INSTRUCTION: Print the records below exactly as they appear.

--- start RECORDS FOR THE EXERCISE ---

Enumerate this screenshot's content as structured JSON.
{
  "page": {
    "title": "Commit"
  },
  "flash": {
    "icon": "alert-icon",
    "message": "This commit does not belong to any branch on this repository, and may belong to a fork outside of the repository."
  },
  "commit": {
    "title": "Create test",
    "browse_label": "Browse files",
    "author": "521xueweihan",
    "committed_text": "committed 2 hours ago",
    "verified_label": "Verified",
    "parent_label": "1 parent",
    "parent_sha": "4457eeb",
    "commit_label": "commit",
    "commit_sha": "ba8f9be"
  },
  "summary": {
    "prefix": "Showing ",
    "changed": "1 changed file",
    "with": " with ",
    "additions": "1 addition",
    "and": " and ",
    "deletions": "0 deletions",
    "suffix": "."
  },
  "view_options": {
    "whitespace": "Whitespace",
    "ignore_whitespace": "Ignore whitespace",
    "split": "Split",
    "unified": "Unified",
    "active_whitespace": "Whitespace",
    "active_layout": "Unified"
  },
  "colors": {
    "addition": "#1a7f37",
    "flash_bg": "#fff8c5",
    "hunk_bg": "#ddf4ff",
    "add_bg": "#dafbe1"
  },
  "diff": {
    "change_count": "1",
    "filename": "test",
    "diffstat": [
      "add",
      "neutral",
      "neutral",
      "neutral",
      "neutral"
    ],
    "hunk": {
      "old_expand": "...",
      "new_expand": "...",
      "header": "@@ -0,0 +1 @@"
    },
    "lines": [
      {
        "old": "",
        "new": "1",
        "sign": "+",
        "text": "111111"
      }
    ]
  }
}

--- end RECORDS FOR THE EXERCISE ---

RESPONSE TO THE TASK:
Enumerate this screenshot's content as structured JSON.
{
  "page": {
    "title": "Commit"
  },
  "flash": {
    "icon": "alert-icon",
    "message": "This commit does not belong to any branch on this repository, and may belong to a fork outside of the repository."
  },
  "commit": {
    "title": "Create test",
    "browse_label": "Browse files",
    "author": "521xueweihan",
    "committed_text": "committed 2 hours ago",
    "verified_label": "Verified",
    "parent_label": "1 parent",
    "parent_sha": "4457eeb",
    "commit_label": "commit",
    "commit_sha": "ba8f9be"
  },
  "summary": {
    "prefix": "Showing ",
    "changed": "1 changed file",
    "with": " with ",
    "additions": "1 addition",
    "and": " and ",
    "deletions": "0 deletions",
    "suffix": "."
  },
  "view_options": {
    "whitespace": "Whitespace",
    "ignore_whitespace": "Ignore whitespace",
    "split": "Split",
    "unified": "Unified",
    "active_whitespace": "Whitespace",
    "active_layout": "Unified"
  },
  "colors": {
    "addition": "#1a7f37",
    "flash_bg": "#fff8c5",
    "hunk_bg": "#ddf4ff",
    "add_bg": "#dafbe1"
  },
  "diff": {
    "change_count": "1",
    "filename": "test",
    "diffstat": [
      "add",
      "neutral",
      "neutral",
      "neutral",
      "neutral"
    ],
    "hunk": {
      "old_expand": "...",
      "new_expand": "...",
      "header": "@@ -0,0 +1 @@"
    },
    "lines": [
      {
        "old": "",
        "new": "1",
        "sign": "+",
        "text": "111111"
      }
    ]
  }
}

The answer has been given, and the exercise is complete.